§ **Your objective**:
Skip the images. Copy the records exactly as written.

═══ Data in this exercise

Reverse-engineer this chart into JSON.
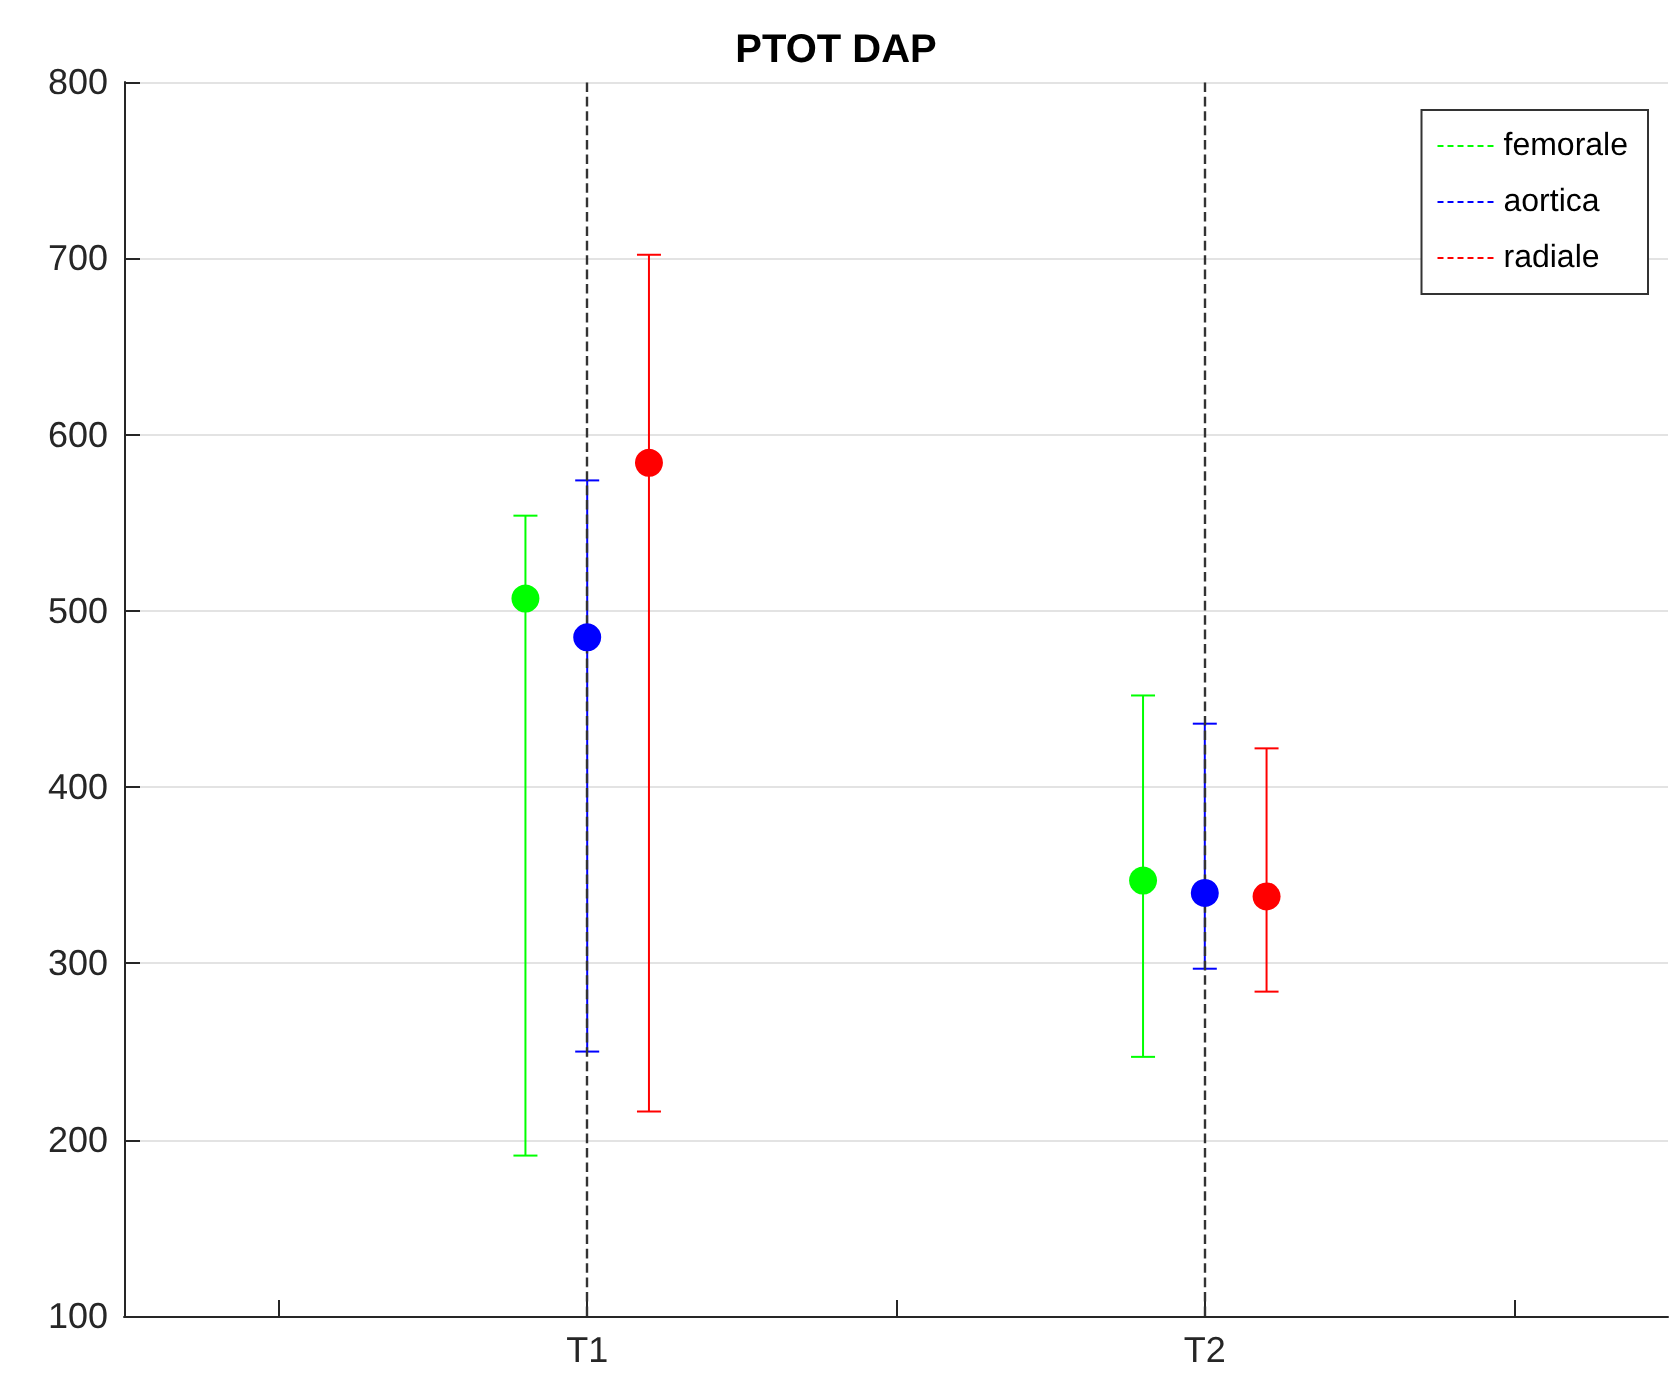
{
  "chart_data": {
    "type": "scatter",
    "title": "PTOT DAP",
    "categories": [
      null,
      "T1",
      null,
      "T2",
      null
    ],
    "ylim": [
      100,
      800
    ],
    "yticks": [
      100,
      200,
      300,
      400,
      500,
      600,
      700,
      800
    ],
    "series": [
      {
        "name": "femorale",
        "color": "#00ff00",
        "x": [
          "T1",
          "T2"
        ],
        "values": [
          507,
          347
        ],
        "errors": [
          [
            191,
            554
          ],
          [
            247,
            452
          ]
        ]
      },
      {
        "name": "aortica",
        "color": "#0000ff",
        "x": [
          "T1",
          "T2"
        ],
        "values": [
          485,
          340
        ],
        "errors": [
          [
            250,
            574
          ],
          [
            297,
            436
          ]
        ]
      },
      {
        "name": "radiale",
        "color": "#ff0000",
        "x": [
          "T1",
          "T2"
        ],
        "values": [
          584,
          338
        ],
        "errors": [
          [
            216,
            702
          ],
          [
            284,
            422
          ]
        ]
      }
    ],
    "ref_lines": [
      {
        "axis": "x",
        "value": "T1",
        "color": "#333333",
        "line_style": "dashed"
      },
      {
        "axis": "x",
        "value": "T2",
        "color": "#333333",
        "line_style": "dashed"
      }
    ],
    "marker": "circle",
    "grid": "y",
    "legend": "top right"
  }
}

══════

§ **Output**:
Reverse-engineer this chart into JSON.
{
  "chart_data": {
    "type": "scatter",
    "title": "PTOT DAP",
    "categories": [
      null,
      "T1",
      null,
      "T2",
      null
    ],
    "ylim": [
      100,
      800
    ],
    "yticks": [
      100,
      200,
      300,
      400,
      500,
      600,
      700,
      800
    ],
    "series": [
      {
        "name": "femorale",
        "color": "#00ff00",
        "x": [
          "T1",
          "T2"
        ],
        "values": [
          507,
          347
        ],
        "errors": [
          [
            191,
            554
          ],
          [
            247,
            452
          ]
        ]
      },
      {
        "name": "aortica",
        "color": "#0000ff",
        "x": [
          "T1",
          "T2"
        ],
        "values": [
          485,
          340
        ],
        "errors": [
          [
            250,
            574
          ],
          [
            297,
            436
          ]
        ]
      },
      {
        "name": "radiale",
        "color": "#ff0000",
        "x": [
          "T1",
          "T2"
        ],
        "values": [
          584,
          338
        ],
        "errors": [
          [
            216,
            702
          ],
          [
            284,
            422
          ]
        ]
      }
    ],
    "ref_lines": [
      {
        "axis": "x",
        "value": "T1",
        "color": "#333333",
        "line_style": "dashed"
      },
      {
        "axis": "x",
        "value": "T2",
        "color": "#333333",
        "line_style": "dashed"
      }
    ],
    "marker": "circle",
    "grid": "y",
    "legend": "top right"
  }
}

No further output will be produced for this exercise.